• [Job] Reproduce every entry that follows word for word, but omit the images.

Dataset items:
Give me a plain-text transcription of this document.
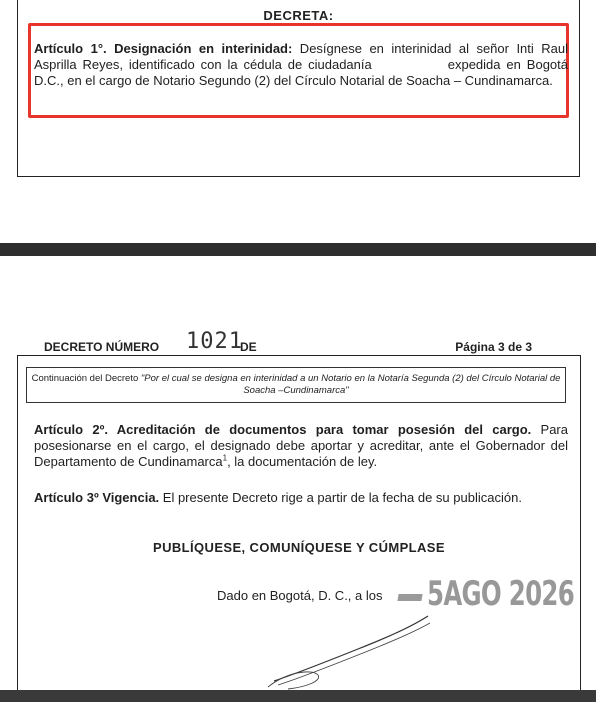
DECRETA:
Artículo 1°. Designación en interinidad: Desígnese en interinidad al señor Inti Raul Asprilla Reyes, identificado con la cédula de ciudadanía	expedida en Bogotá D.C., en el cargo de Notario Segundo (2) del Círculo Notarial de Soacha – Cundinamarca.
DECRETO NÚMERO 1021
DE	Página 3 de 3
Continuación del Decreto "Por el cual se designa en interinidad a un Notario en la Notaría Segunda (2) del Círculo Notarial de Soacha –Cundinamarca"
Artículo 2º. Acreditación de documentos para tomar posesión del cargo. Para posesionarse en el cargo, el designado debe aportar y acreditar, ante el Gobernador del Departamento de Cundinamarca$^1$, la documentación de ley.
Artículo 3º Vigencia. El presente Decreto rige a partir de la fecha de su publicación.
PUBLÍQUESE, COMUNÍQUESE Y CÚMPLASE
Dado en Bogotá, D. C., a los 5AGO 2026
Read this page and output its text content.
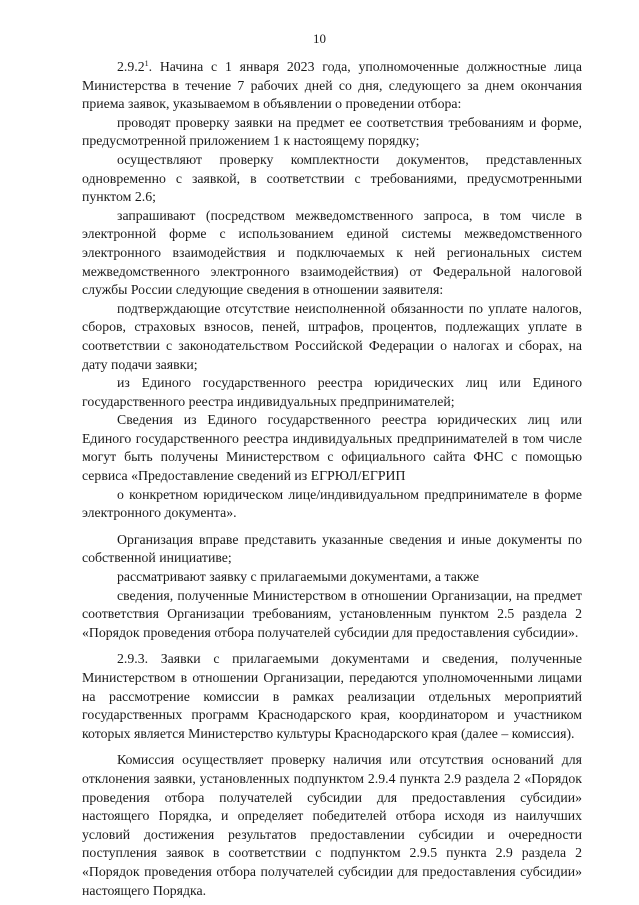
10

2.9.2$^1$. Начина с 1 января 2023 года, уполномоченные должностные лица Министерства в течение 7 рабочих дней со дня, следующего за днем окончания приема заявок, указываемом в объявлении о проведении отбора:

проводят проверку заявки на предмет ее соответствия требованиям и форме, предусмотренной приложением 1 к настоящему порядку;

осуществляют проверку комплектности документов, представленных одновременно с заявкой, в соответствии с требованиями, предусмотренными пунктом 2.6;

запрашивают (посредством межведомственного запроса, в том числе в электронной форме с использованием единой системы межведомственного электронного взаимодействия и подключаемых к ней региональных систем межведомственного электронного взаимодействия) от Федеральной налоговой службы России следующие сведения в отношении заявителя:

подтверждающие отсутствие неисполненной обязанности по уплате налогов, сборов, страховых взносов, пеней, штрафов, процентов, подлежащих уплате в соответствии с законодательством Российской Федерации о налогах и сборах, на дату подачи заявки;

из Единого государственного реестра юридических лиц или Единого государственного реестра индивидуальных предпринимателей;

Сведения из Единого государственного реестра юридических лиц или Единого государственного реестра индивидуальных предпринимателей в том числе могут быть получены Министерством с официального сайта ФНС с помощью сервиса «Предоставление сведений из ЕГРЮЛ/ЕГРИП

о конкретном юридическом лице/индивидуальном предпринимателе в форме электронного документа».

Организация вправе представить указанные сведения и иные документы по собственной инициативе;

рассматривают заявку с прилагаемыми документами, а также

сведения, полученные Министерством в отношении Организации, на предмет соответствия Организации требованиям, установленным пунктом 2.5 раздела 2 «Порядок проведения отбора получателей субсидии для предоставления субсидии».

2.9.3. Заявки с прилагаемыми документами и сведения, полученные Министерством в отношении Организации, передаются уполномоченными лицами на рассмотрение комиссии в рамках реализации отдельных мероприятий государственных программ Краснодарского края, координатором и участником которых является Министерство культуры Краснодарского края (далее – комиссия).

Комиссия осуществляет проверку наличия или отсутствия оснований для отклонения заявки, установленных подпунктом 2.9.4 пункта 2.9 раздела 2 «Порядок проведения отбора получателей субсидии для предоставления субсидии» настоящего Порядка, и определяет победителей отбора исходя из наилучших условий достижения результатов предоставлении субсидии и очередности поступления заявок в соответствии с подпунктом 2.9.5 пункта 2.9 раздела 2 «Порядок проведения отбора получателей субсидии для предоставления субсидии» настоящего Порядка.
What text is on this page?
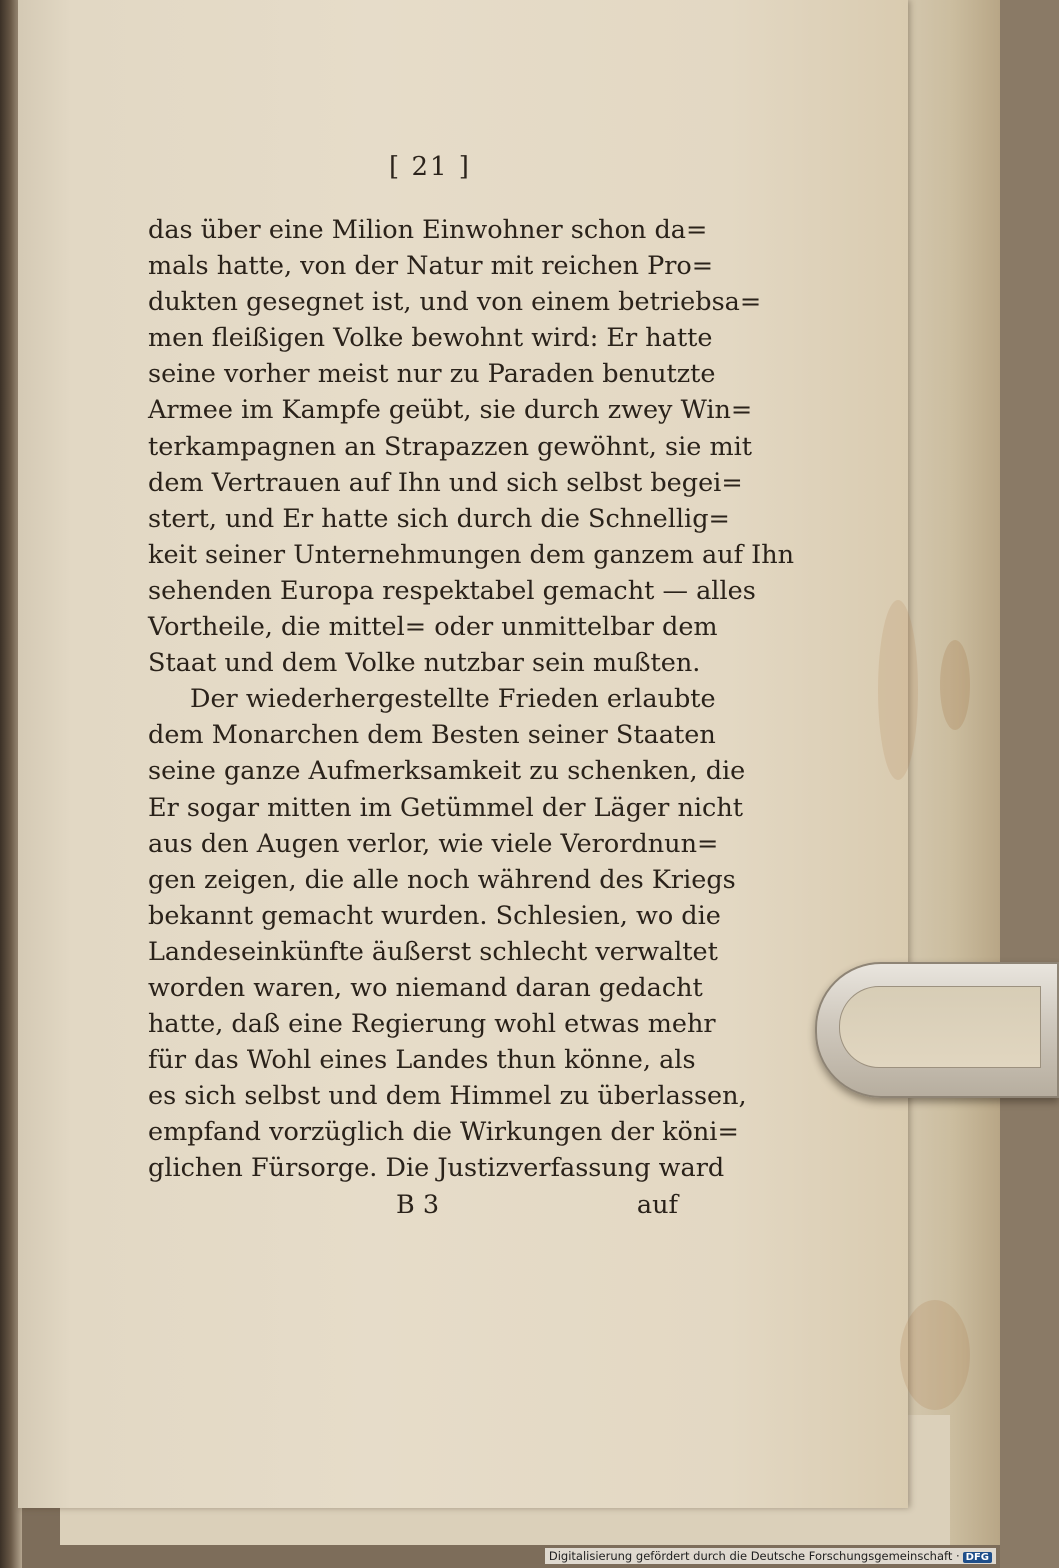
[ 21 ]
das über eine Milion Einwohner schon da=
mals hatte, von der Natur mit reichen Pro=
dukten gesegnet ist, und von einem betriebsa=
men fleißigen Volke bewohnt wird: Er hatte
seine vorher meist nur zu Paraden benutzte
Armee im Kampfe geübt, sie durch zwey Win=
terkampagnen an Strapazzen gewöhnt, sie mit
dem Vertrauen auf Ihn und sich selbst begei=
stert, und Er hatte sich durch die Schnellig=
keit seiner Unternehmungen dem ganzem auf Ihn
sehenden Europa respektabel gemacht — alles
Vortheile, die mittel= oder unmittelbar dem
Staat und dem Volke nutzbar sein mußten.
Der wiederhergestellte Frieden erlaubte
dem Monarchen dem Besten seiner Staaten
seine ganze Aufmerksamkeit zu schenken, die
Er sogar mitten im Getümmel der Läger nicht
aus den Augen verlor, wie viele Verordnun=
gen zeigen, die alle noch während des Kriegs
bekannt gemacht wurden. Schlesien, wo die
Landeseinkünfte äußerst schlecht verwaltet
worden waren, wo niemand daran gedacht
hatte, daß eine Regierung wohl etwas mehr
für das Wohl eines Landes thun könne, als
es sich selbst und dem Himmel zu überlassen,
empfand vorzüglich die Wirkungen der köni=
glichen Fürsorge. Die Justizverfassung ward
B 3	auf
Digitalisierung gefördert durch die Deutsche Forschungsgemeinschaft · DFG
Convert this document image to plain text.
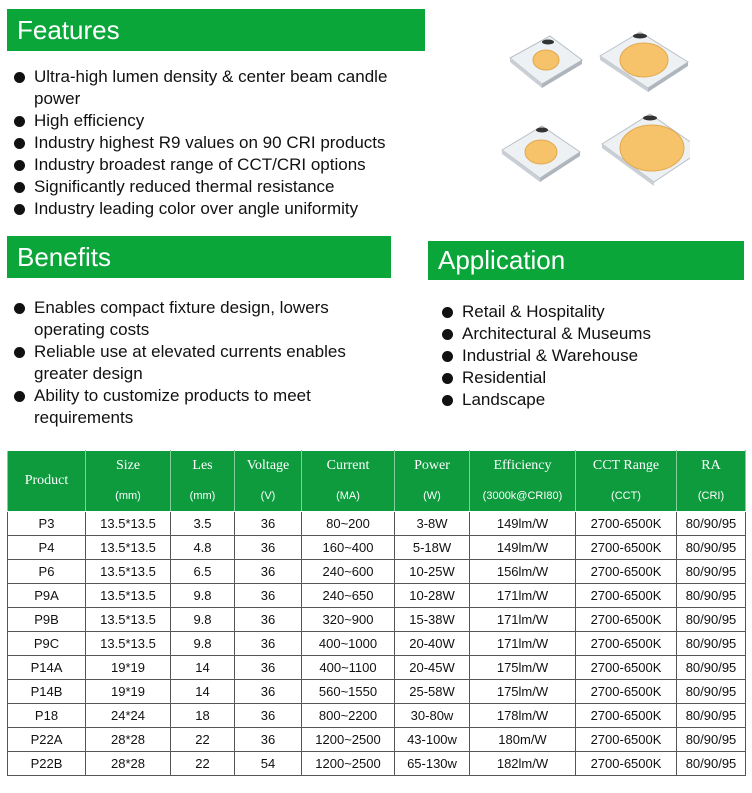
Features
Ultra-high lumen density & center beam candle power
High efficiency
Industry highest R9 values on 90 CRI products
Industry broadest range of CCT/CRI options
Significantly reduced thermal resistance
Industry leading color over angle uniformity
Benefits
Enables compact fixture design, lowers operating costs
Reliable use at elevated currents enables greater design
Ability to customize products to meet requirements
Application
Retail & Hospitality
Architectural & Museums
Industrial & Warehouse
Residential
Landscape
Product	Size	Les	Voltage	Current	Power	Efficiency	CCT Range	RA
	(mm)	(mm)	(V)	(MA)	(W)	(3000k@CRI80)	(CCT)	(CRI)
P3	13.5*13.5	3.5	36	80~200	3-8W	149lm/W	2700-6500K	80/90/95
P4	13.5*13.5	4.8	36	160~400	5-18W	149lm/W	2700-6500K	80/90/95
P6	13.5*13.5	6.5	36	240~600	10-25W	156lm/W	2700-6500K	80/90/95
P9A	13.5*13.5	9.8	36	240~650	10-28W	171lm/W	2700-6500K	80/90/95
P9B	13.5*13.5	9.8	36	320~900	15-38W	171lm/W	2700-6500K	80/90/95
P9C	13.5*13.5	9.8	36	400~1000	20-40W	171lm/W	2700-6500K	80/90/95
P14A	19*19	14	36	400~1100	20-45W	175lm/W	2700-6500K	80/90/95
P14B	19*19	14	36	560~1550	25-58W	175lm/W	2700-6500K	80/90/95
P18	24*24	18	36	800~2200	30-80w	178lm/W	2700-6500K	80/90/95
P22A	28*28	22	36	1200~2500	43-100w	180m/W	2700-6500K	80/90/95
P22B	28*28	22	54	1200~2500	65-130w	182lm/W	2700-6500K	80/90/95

• [Correct response]
Give me a plain-text transcription of this document.
DECRETA:
Artículo 1°. Designación en interinidad: Desígnese en interinidad al señor Inti Raul Asprilla Reyes, identificado con la cédula de ciudadanía	expedida en Bogotá D.C., en el cargo de Notario Segundo (2) del Círculo Notarial de Soacha – Cundinamarca.
DECRETO NÚMERO 1021
DE	Página 3 de 3
Continuación del Decreto "Por el cual se designa en interinidad a un Notario en la Notaría Segunda (2) del Círculo Notarial de Soacha –Cundinamarca"
Artículo 2º. Acreditación de documentos para tomar posesión del cargo. Para posesionarse en el cargo, el designado debe aportar y acreditar, ante el Gobernador del Departamento de Cundinamarca$^1$, la documentación de ley.
Artículo 3º Vigencia. El presente Decreto rige a partir de la fecha de su publicación.
PUBLÍQUESE, COMUNÍQUESE Y CÚMPLASE
Dado en Bogotá, D. C., a los 5AGO 2026
Read this page and output its text content.
10

2.9.2$^1$. Начина с 1 января 2023 года, уполномоченные должностные лица Министерства в течение 7 рабочих дней со дня, следующего за днем окончания приема заявок, указываемом в объявлении о проведении отбора:

проводят проверку заявки на предмет ее соответствия требованиям и форме, предусмотренной приложением 1 к настоящему порядку;

осуществляют проверку комплектности документов, представленных одновременно с заявкой, в соответствии с требованиями, предусмотренными пунктом 2.6;

запрашивают (посредством межведомственного запроса, в том числе в электронной форме с использованием единой системы межведомственного электронного взаимодействия и подключаемых к ней региональных систем межведомственного электронного взаимодействия) от Федеральной налоговой службы России следующие сведения в отношении заявителя:

подтверждающие отсутствие неисполненной обязанности по уплате налогов, сборов, страховых взносов, пеней, штрафов, процентов, подлежащих уплате в соответствии с законодательством Российской Федерации о налогах и сборах, на дату подачи заявки;

из Единого государственного реестра юридических лиц или Единого государственного реестра индивидуальных предпринимателей;

Сведения из Единого государственного реестра юридических лиц или Единого государственного реестра индивидуальных предпринимателей в том числе могут быть получены Министерством с официального сайта ФНС с помощью сервиса «Предоставление сведений из ЕГРЮЛ/ЕГРИП

о конкретном юридическом лице/индивидуальном предпринимателе в форме электронного документа».

Организация вправе представить указанные сведения и иные документы по собственной инициативе;

рассматривают заявку с прилагаемыми документами, а также

сведения, полученные Министерством в отношении Организации, на предмет соответствия Организации требованиям, установленным пунктом 2.5 раздела 2 «Порядок проведения отбора получателей субсидии для предоставления субсидии».

2.9.3. Заявки с прилагаемыми документами и сведения, полученные Министерством в отношении Организации, передаются уполномоченными лицами на рассмотрение комиссии в рамках реализации отдельных мероприятий государственных программ Краснодарского края, координатором и участником которых является Министерство культуры Краснодарского края (далее – комиссия).

Комиссия осуществляет проверку наличия или отсутствия оснований для отклонения заявки, установленных подпунктом 2.9.4 пункта 2.9 раздела 2 «Порядок проведения отбора получателей субсидии для предоставления субсидии» настоящего Порядка, и определяет победителей отбора исходя из наилучших условий достижения результатов предоставлении субсидии и очередности поступления заявок в соответствии с подпунктом 2.9.5 пункта 2.9 раздела 2 «Порядок проведения отбора получателей субсидии для предоставления субсидии» настоящего Порядка.
What text is on this page?
[ 21 ]
das über eine Milion Einwohner schon da=
mals hatte, von der Natur mit reichen Pro=
dukten gesegnet ist, und von einem betriebsa=
men fleißigen Volke bewohnt wird: Er hatte
seine vorher meist nur zu Paraden benutzte
Armee im Kampfe geübt, sie durch zwey Win=
terkampagnen an Strapazzen gewöhnt, sie mit
dem Vertrauen auf Ihn und sich selbst begei=
stert, und Er hatte sich durch die Schnellig=
keit seiner Unternehmungen dem ganzem auf Ihn
sehenden Europa respektabel gemacht — alles
Vortheile, die mittel= oder unmittelbar dem
Staat und dem Volke nutzbar sein mußten.
Der wiederhergestellte Frieden erlaubte
dem Monarchen dem Besten seiner Staaten
seine ganze Aufmerksamkeit zu schenken, die
Er sogar mitten im Getümmel der Läger nicht
aus den Augen verlor, wie viele Verordnun=
gen zeigen, die alle noch während des Kriegs
bekannt gemacht wurden. Schlesien, wo die
Landeseinkünfte äußerst schlecht verwaltet
worden waren, wo niemand daran gedacht
hatte, daß eine Regierung wohl etwas mehr
für das Wohl eines Landes thun könne, als
es sich selbst und dem Himmel zu überlassen,
empfand vorzüglich die Wirkungen der köni=
glichen Fürsorge. Die Justizverfassung ward
B 3	auf
Digitalisierung gefördert durch die Deutsche Forschungsgemeinschaft · DFG
Convert this document image to plain text.
Features
Ultra-high lumen density & center beam candle power
High efficiency
Industry highest R9 values on 90 CRI products
Industry broadest range of CCT/CRI options
Significantly reduced thermal resistance
Industry leading color over angle uniformity
Benefits
Enables compact fixture design, lowers operating costs
Reliable use at elevated currents enables greater design
Ability to customize products to meet requirements
Application
Retail & Hospitality
Architectural & Museums
Industrial & Warehouse
Residential
Landscape
Product	Size	Les	Voltage	Current	Power	Efficiency	CCT Range	RA
	(mm)	(mm)	(V)	(MA)	(W)	(3000k@CRI80)	(CCT)	(CRI)
P3	13.5*13.5	3.5	36	80~200	3-8W	149lm/W	2700-6500K	80/90/95
P4	13.5*13.5	4.8	36	160~400	5-18W	149lm/W	2700-6500K	80/90/95
P6	13.5*13.5	6.5	36	240~600	10-25W	156lm/W	2700-6500K	80/90/95
P9A	13.5*13.5	9.8	36	240~650	10-28W	171lm/W	2700-6500K	80/90/95
P9B	13.5*13.5	9.8	36	320~900	15-38W	171lm/W	2700-6500K	80/90/95
P9C	13.5*13.5	9.8	36	400~1000	20-40W	171lm/W	2700-6500K	80/90/95
P14A	19*19	14	36	400~1100	20-45W	175lm/W	2700-6500K	80/90/95
P14B	19*19	14	36	560~1550	25-58W	175lm/W	2700-6500K	80/90/95
P18	24*24	18	36	800~2200	30-80w	178lm/W	2700-6500K	80/90/95
P22A	28*28	22	36	1200~2500	43-100w	180m/W	2700-6500K	80/90/95
P22B	28*28	22	54	1200~2500	65-130w	182lm/W	2700-6500K	80/90/95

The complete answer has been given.